• _Problem to solve_: Find every line with the word "image" and report how many there are, without any other text.

• _Stored records_:
====

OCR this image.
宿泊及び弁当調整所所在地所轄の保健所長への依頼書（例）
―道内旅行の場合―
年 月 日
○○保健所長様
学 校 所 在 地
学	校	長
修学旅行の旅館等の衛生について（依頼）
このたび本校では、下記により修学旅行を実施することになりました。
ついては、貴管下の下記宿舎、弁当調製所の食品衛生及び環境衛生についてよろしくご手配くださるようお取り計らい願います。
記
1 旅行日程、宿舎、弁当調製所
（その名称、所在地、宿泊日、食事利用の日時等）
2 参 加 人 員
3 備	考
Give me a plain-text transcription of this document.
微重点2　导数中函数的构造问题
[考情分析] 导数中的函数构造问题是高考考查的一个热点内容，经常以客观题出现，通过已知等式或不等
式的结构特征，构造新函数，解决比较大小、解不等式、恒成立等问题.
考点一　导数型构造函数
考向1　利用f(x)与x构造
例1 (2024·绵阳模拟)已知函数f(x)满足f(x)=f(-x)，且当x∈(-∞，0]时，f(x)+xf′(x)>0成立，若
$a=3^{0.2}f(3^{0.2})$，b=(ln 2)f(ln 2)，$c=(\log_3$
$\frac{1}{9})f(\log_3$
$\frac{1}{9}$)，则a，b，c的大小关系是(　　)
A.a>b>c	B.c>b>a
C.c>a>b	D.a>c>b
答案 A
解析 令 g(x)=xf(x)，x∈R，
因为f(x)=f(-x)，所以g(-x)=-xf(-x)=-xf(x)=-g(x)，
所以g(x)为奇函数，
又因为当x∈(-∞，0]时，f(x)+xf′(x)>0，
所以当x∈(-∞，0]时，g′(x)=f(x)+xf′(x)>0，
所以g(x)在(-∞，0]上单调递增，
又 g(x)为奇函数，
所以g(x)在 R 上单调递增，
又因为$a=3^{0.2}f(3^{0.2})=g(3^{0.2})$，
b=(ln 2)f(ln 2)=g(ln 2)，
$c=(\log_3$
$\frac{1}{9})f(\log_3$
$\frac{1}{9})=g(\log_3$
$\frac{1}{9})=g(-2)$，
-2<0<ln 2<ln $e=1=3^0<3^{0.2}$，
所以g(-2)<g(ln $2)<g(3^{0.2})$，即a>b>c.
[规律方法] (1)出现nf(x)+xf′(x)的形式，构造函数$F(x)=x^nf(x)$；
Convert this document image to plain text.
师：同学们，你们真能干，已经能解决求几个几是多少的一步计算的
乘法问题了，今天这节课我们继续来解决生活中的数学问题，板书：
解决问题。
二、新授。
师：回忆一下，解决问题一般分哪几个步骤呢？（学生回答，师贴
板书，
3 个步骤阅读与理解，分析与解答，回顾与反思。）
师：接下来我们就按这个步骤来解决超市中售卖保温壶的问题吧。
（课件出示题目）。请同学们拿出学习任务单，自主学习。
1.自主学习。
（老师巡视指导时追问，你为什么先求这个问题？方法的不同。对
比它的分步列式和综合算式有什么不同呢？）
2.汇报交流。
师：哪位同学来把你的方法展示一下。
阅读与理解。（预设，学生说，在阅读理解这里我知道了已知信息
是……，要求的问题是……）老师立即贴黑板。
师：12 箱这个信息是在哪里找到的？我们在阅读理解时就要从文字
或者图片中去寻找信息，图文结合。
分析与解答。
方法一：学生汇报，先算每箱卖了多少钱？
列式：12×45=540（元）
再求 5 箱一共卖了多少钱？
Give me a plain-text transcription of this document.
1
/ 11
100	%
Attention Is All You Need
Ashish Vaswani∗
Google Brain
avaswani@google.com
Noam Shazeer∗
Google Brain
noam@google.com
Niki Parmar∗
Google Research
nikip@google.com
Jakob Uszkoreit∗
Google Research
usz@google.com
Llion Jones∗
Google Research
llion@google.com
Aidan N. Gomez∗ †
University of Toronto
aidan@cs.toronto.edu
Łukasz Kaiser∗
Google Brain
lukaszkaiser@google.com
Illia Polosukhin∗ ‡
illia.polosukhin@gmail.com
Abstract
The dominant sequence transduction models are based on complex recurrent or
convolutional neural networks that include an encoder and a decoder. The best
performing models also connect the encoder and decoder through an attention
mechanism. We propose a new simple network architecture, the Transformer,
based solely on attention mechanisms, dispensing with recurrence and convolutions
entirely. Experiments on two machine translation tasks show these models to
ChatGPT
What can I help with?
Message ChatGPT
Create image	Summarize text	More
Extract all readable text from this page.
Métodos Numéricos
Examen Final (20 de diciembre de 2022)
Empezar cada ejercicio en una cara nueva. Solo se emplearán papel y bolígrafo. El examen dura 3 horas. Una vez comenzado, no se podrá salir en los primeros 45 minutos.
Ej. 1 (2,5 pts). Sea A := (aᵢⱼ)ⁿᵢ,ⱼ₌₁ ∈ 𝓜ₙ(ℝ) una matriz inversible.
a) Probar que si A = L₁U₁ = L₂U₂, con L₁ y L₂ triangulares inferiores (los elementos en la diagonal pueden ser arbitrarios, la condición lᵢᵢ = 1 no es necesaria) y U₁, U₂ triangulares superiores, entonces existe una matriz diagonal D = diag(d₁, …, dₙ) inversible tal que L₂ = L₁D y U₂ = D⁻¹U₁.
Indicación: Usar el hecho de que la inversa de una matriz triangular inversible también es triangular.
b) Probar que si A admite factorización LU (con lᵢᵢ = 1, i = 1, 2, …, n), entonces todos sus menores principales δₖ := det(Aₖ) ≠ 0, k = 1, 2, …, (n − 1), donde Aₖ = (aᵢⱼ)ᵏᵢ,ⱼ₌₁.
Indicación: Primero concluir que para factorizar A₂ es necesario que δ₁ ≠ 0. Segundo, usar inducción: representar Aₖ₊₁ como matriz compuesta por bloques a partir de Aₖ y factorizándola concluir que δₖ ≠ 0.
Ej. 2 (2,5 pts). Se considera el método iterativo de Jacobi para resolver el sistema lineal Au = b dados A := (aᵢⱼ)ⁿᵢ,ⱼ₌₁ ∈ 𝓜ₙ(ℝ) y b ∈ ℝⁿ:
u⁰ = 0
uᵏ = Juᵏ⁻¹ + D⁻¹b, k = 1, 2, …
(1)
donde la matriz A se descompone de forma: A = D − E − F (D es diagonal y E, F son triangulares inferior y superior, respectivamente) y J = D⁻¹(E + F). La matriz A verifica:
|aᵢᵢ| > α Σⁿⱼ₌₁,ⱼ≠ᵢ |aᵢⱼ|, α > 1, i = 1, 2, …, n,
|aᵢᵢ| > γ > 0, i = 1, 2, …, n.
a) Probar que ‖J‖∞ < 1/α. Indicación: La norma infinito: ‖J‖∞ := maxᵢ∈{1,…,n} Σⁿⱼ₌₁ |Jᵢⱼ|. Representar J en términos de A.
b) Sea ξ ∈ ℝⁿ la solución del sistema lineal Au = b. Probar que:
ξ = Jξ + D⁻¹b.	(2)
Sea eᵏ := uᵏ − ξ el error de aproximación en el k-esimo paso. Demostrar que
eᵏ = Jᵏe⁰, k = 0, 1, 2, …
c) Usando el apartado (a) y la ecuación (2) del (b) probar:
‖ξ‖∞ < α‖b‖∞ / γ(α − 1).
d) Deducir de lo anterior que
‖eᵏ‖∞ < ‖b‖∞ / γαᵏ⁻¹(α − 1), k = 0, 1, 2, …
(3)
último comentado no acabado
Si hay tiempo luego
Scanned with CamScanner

====

• _Task output_: 3